# [What is required]
Search the records below for the word "Durchschnitt". Pull out each line that has it.

# [Entries supplied]

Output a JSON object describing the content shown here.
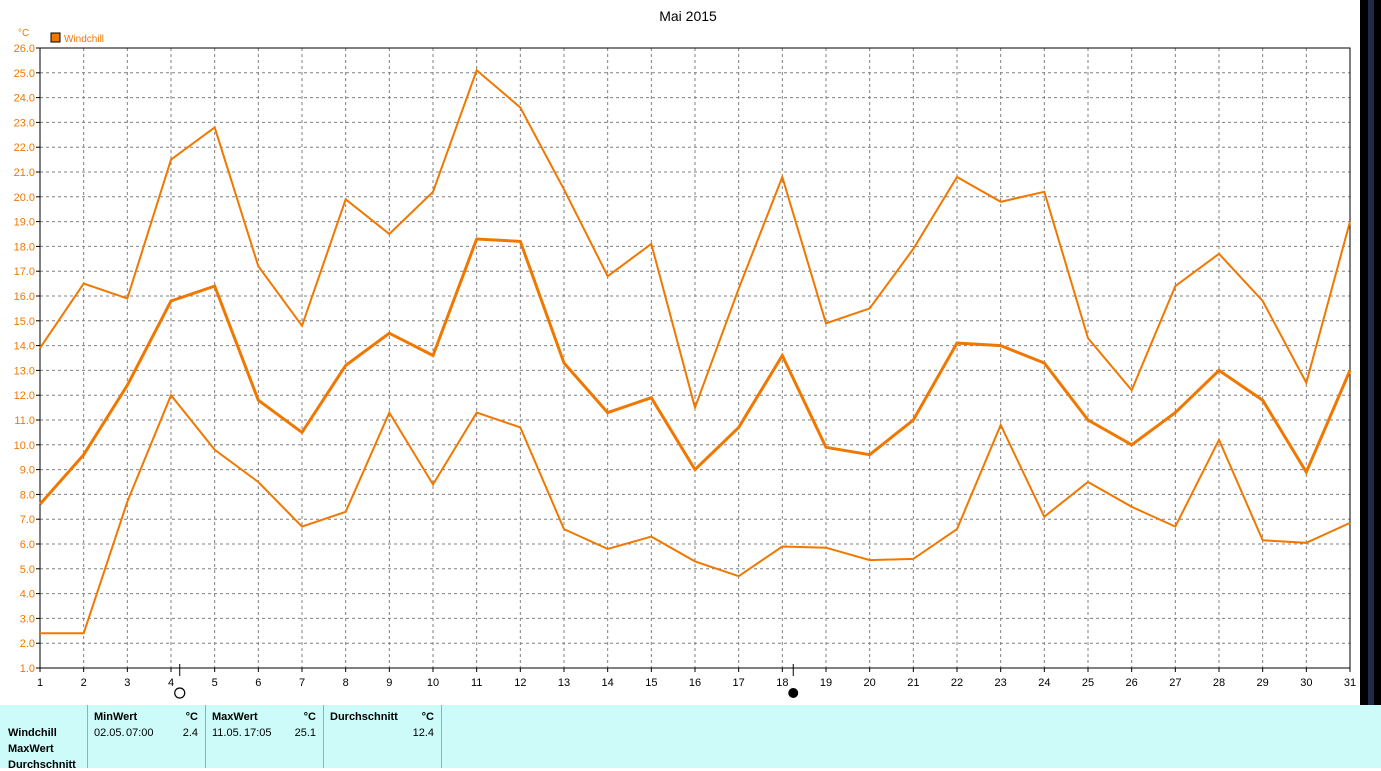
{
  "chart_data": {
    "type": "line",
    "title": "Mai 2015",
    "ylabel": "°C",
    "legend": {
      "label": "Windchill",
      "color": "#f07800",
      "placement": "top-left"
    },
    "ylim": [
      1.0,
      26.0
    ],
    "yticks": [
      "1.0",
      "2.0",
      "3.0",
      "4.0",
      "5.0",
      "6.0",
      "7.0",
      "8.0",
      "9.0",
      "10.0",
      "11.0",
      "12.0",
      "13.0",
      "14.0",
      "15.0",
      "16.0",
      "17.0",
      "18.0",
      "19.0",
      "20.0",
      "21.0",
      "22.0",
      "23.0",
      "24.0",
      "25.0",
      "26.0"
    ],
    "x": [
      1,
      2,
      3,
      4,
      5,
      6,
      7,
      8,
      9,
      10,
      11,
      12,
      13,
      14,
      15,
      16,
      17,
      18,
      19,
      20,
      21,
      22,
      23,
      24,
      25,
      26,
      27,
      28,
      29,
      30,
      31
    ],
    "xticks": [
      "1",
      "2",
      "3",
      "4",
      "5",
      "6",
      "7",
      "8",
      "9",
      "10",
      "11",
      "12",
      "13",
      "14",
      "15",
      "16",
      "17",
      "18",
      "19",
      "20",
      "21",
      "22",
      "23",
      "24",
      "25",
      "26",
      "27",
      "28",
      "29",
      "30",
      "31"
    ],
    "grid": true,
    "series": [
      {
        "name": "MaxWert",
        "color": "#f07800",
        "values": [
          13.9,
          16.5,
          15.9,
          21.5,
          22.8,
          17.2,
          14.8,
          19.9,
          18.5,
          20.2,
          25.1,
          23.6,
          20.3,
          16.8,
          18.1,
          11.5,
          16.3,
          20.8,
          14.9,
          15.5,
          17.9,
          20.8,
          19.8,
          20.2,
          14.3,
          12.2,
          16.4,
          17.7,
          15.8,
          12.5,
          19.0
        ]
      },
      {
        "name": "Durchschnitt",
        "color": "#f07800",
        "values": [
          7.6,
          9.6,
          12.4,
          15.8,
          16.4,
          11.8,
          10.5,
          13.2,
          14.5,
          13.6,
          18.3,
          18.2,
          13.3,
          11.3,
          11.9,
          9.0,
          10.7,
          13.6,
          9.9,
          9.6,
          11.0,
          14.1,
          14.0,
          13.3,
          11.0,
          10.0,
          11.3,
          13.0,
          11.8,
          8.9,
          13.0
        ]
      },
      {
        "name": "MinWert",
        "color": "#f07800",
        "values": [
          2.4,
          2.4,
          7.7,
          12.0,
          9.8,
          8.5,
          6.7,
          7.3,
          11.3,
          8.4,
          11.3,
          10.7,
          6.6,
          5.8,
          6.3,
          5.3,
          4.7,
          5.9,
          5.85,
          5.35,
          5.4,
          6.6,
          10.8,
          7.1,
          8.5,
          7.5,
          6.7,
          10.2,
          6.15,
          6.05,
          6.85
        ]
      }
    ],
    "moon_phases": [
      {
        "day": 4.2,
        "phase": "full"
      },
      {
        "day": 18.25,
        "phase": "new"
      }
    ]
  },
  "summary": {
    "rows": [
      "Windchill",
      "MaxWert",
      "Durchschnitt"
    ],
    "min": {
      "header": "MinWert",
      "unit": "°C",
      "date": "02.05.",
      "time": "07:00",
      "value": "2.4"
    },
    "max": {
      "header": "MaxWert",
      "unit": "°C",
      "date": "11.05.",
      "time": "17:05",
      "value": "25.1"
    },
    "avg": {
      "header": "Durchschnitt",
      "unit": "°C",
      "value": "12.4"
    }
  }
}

# [Solution to this task]
        "name": "Durchschnitt",
      "Durchschnitt"
      "header": "Durchschnitt",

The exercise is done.